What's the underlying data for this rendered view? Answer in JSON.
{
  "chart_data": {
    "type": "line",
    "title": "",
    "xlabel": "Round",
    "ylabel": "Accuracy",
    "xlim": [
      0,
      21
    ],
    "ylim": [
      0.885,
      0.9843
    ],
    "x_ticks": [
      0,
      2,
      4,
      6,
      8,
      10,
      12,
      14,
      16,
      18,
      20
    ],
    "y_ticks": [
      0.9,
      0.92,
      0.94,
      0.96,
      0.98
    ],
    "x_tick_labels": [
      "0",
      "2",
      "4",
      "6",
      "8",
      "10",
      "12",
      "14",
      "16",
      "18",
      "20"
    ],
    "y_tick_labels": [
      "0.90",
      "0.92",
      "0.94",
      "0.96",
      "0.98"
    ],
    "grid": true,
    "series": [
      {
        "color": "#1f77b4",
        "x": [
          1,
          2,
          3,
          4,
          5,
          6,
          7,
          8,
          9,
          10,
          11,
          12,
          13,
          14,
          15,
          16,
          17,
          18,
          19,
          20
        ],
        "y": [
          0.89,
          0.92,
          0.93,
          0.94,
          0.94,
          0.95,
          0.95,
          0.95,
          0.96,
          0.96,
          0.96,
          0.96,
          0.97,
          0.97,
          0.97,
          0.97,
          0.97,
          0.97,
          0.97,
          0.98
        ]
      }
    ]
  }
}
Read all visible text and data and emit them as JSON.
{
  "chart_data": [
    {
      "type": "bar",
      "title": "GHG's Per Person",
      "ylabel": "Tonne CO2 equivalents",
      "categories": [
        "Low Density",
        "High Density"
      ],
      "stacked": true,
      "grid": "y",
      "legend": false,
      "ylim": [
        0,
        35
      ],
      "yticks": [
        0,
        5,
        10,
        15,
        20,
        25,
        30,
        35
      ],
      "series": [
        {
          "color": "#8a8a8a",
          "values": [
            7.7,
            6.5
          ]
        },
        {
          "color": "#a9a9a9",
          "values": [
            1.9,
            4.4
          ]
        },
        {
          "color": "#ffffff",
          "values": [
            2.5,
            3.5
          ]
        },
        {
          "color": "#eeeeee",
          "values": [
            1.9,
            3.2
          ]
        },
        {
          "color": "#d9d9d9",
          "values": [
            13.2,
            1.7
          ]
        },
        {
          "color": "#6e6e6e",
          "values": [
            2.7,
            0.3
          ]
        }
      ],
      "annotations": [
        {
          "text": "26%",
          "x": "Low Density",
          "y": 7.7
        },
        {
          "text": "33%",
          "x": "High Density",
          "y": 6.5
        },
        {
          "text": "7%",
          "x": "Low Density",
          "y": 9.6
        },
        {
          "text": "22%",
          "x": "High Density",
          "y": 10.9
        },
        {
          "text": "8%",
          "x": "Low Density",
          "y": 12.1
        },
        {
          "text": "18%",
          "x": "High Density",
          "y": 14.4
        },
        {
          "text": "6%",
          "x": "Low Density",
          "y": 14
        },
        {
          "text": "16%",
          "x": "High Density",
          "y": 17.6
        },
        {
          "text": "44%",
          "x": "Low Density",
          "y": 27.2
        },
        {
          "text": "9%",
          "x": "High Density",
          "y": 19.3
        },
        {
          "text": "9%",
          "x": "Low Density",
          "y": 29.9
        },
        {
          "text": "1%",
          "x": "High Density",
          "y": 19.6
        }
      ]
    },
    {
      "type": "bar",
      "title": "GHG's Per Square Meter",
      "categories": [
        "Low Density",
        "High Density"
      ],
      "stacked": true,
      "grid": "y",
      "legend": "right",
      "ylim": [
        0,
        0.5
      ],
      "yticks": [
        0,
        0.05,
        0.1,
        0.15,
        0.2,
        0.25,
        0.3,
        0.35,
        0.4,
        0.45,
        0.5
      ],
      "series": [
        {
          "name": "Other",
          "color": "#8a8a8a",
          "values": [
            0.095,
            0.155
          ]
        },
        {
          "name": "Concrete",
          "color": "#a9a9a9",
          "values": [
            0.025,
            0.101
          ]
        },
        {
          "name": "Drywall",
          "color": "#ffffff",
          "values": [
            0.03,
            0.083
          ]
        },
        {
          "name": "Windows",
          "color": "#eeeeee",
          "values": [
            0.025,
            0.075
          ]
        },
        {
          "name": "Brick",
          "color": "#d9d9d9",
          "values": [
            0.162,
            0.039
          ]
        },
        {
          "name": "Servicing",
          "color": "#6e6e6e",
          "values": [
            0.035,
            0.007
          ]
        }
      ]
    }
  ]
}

# # # #

▶ [Aim of the task]
Please repeat all the records above exactly as they appear.

▶ [Response]
What's the underlying data for this rendered view? Answer in JSON.
{
  "chart_data": {
    "type": "line",
    "title": "",
    "xlabel": "Round",
    "ylabel": "Accuracy",
    "xlim": [
      0,
      21
    ],
    "ylim": [
      0.885,
      0.9843
    ],
    "x_ticks": [
      0,
      2,
      4,
      6,
      8,
      10,
      12,
      14,
      16,
      18,
      20
    ],
    "y_ticks": [
      0.9,
      0.92,
      0.94,
      0.96,
      0.98
    ],
    "x_tick_labels": [
      "0",
      "2",
      "4",
      "6",
      "8",
      "10",
      "12",
      "14",
      "16",
      "18",
      "20"
    ],
    "y_tick_labels": [
      "0.90",
      "0.92",
      "0.94",
      "0.96",
      "0.98"
    ],
    "grid": true,
    "series": [
      {
        "color": "#1f77b4",
        "x": [
          1,
          2,
          3,
          4,
          5,
          6,
          7,
          8,
          9,
          10,
          11,
          12,
          13,
          14,
          15,
          16,
          17,
          18,
          19,
          20
        ],
        "y": [
          0.89,
          0.92,
          0.93,
          0.94,
          0.94,
          0.95,
          0.95,
          0.95,
          0.96,
          0.96,
          0.96,
          0.96,
          0.97,
          0.97,
          0.97,
          0.97,
          0.97,
          0.97,
          0.97,
          0.98
        ]
      }
    ]
  }
}
Read all visible text and data and emit them as JSON.
{
  "chart_data": [
    {
      "type": "bar",
      "title": "GHG's Per Person",
      "ylabel": "Tonne CO2 equivalents",
      "categories": [
        "Low Density",
        "High Density"
      ],
      "stacked": true,
      "grid": "y",
      "legend": false,
      "ylim": [
        0,
        35
      ],
      "yticks": [
        0,
        5,
        10,
        15,
        20,
        25,
        30,
        35
      ],
      "series": [
        {
          "color": "#8a8a8a",
          "values": [
            7.7,
            6.5
          ]
        },
        {
          "color": "#a9a9a9",
          "values": [
            1.9,
            4.4
          ]
        },
        {
          "color": "#ffffff",
          "values": [
            2.5,
            3.5
          ]
        },
        {
          "color": "#eeeeee",
          "values": [
            1.9,
            3.2
          ]
        },
        {
          "color": "#d9d9d9",
          "values": [
            13.2,
            1.7
          ]
        },
        {
          "color": "#6e6e6e",
          "values": [
            2.7,
            0.3
          ]
        }
      ],
      "annotations": [
        {
          "text": "26%",
          "x": "Low Density",
          "y": 7.7
        },
        {
          "text": "33%",
          "x": "High Density",
          "y": 6.5
        },
        {
          "text": "7%",
          "x": "Low Density",
          "y": 9.6
        },
        {
          "text": "22%",
          "x": "High Density",
          "y": 10.9
        },
        {
          "text": "8%",
          "x": "Low Density",
          "y": 12.1
        },
        {
          "text": "18%",
          "x": "High Density",
          "y": 14.4
        },
        {
          "text": "6%",
          "x": "Low Density",
          "y": 14
        },
        {
          "text": "16%",
          "x": "High Density",
          "y": 17.6
        },
        {
          "text": "44%",
          "x": "Low Density",
          "y": 27.2
        },
        {
          "text": "9%",
          "x": "High Density",
          "y": 19.3
        },
        {
          "text": "9%",
          "x": "Low Density",
          "y": 29.9
        },
        {
          "text": "1%",
          "x": "High Density",
          "y": 19.6
        }
      ]
    },
    {
      "type": "bar",
      "title": "GHG's Per Square Meter",
      "categories": [
        "Low Density",
        "High Density"
      ],
      "stacked": true,
      "grid": "y",
      "legend": "right",
      "ylim": [
        0,
        0.5
      ],
      "yticks": [
        0,
        0.05,
        0.1,
        0.15,
        0.2,
        0.25,
        0.3,
        0.35,
        0.4,
        0.45,
        0.5
      ],
      "series": [
        {
          "name": "Other",
          "color": "#8a8a8a",
          "values": [
            0.095,
            0.155
          ]
        },
        {
          "name": "Concrete",
          "color": "#a9a9a9",
          "values": [
            0.025,
            0.101
          ]
        },
        {
          "name": "Drywall",
          "color": "#ffffff",
          "values": [
            0.03,
            0.083
          ]
        },
        {
          "name": "Windows",
          "color": "#eeeeee",
          "values": [
            0.025,
            0.075
          ]
        },
        {
          "name": "Brick",
          "color": "#d9d9d9",
          "values": [
            0.162,
            0.039
          ]
        },
        {
          "name": "Servicing",
          "color": "#6e6e6e",
          "values": [
            0.035,
            0.007
          ]
        }
      ]
    }
  ]
}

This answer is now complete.